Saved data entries
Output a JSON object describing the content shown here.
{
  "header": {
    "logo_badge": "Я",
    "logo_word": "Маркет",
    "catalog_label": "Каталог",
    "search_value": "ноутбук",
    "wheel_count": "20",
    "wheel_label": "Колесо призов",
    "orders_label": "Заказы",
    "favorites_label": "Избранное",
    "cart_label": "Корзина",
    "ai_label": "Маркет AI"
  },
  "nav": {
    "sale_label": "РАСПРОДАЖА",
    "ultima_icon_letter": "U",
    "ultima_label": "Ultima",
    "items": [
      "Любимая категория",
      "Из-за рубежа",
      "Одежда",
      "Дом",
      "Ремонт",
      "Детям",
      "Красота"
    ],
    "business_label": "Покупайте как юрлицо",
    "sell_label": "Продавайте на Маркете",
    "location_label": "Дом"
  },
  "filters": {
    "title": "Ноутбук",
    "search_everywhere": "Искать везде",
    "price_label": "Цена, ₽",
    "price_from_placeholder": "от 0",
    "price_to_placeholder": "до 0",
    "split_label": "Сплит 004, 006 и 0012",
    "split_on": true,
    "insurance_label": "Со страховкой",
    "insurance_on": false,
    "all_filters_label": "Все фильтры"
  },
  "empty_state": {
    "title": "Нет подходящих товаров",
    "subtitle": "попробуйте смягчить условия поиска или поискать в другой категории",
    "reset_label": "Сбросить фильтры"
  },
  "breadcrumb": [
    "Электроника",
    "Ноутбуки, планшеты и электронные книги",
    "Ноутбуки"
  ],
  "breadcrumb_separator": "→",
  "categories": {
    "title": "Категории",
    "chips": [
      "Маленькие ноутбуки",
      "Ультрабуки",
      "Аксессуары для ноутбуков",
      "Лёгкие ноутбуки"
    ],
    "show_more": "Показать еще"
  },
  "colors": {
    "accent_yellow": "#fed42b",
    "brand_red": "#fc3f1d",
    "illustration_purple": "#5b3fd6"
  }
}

## STATED GOAL:
Reproduce each record exactly, leaving nothing out.

## TASK ANSWER:
Output a JSON object describing the content shown here.
{
  "header": {
    "logo_badge": "Я",
    "logo_word": "Маркет",
    "catalog_label": "Каталог",
    "search_value": "ноутбук",
    "wheel_count": "20",
    "wheel_label": "Колесо призов",
    "orders_label": "Заказы",
    "favorites_label": "Избранное",
    "cart_label": "Корзина",
    "ai_label": "Маркет AI"
  },
  "nav": {
    "sale_label": "РАСПРОДАЖА",
    "ultima_icon_letter": "U",
    "ultima_label": "Ultima",
    "items": [
      "Любимая категория",
      "Из-за рубежа",
      "Одежда",
      "Дом",
      "Ремонт",
      "Детям",
      "Красота"
    ],
    "business_label": "Покупайте как юрлицо",
    "sell_label": "Продавайте на Маркете",
    "location_label": "Дом"
  },
  "filters": {
    "title": "Ноутбук",
    "search_everywhere": "Искать везде",
    "price_label": "Цена, ₽",
    "price_from_placeholder": "от 0",
    "price_to_placeholder": "до 0",
    "split_label": "Сплит 004, 006 и 0012",
    "split_on": true,
    "insurance_label": "Со страховкой",
    "insurance_on": false,
    "all_filters_label": "Все фильтры"
  },
  "empty_state": {
    "title": "Нет подходящих товаров",
    "subtitle": "попробуйте смягчить условия поиска или поискать в другой категории",
    "reset_label": "Сбросить фильтры"
  },
  "breadcrumb": [
    "Электроника",
    "Ноутбуки, планшеты и электронные книги",
    "Ноутбуки"
  ],
  "breadcrumb_separator": "→",
  "categories": {
    "title": "Категории",
    "chips": [
      "Маленькие ноутбуки",
      "Ультрабуки",
      "Аксессуары для ноутбуков",
      "Лёгкие ноутбуки"
    ],
    "show_more": "Показать еще"
  },
  "colors": {
    "accent_yellow": "#fed42b",
    "brand_red": "#fc3f1d",
    "illustration_purple": "#5b3fd6"
  }
}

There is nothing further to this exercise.